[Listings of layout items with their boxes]
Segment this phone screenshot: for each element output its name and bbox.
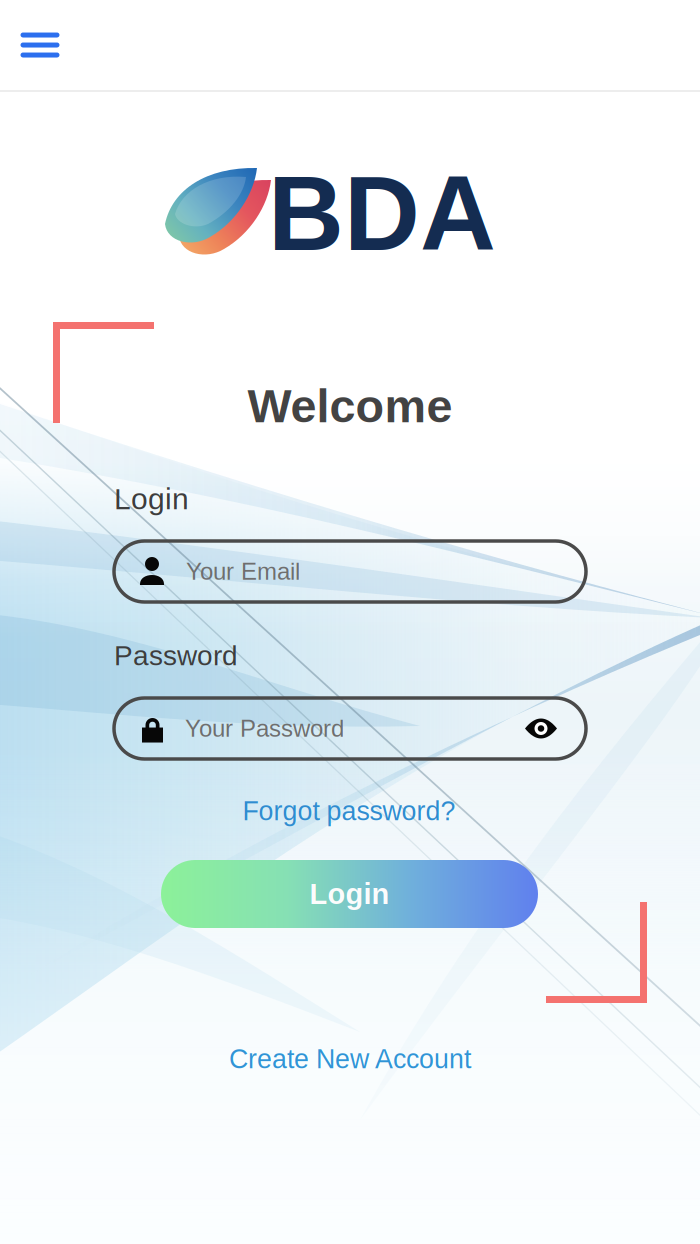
staticText: Welcome [248, 380, 452, 432]
button[interactable]: Forgot password? [219, 786, 479, 836]
button[interactable]: Menu [0, 0, 80, 90]
button[interactable]: Create New Account [190, 1034, 510, 1084]
staticText: Forgot password? [242, 796, 456, 826]
staticText: Your Password [185, 715, 344, 742]
staticText: Password [114, 640, 238, 671]
staticText: Create New Account [229, 1044, 471, 1074]
button[interactable]: Login [161, 860, 538, 928]
staticText: Login [114, 482, 189, 516]
staticText: BDA [268, 155, 496, 272]
staticText: Login [310, 878, 390, 910]
staticText: Your Email [186, 558, 300, 585]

WHAT THIS TASK INVOLVES:
Please copy every row above line by line, character for character, and leave the pictures out.

SOLUTION:
Segment this phone screenshot: for each element output its name and bbox.
staticText: Welcome [248, 380, 452, 432]
button[interactable]: Forgot password? [219, 786, 479, 836]
button[interactable]: Menu [0, 0, 80, 90]
button[interactable]: Create New Account [190, 1034, 510, 1084]
staticText: Forgot password? [242, 796, 456, 826]
staticText: Your Password [185, 715, 344, 742]
staticText: Password [114, 640, 238, 671]
staticText: Create New Account [229, 1044, 471, 1074]
button[interactable]: Login [161, 860, 538, 928]
staticText: Login [114, 482, 189, 516]
staticText: BDA [268, 155, 496, 272]
staticText: Login [310, 878, 390, 910]
staticText: Your Email [186, 558, 300, 585]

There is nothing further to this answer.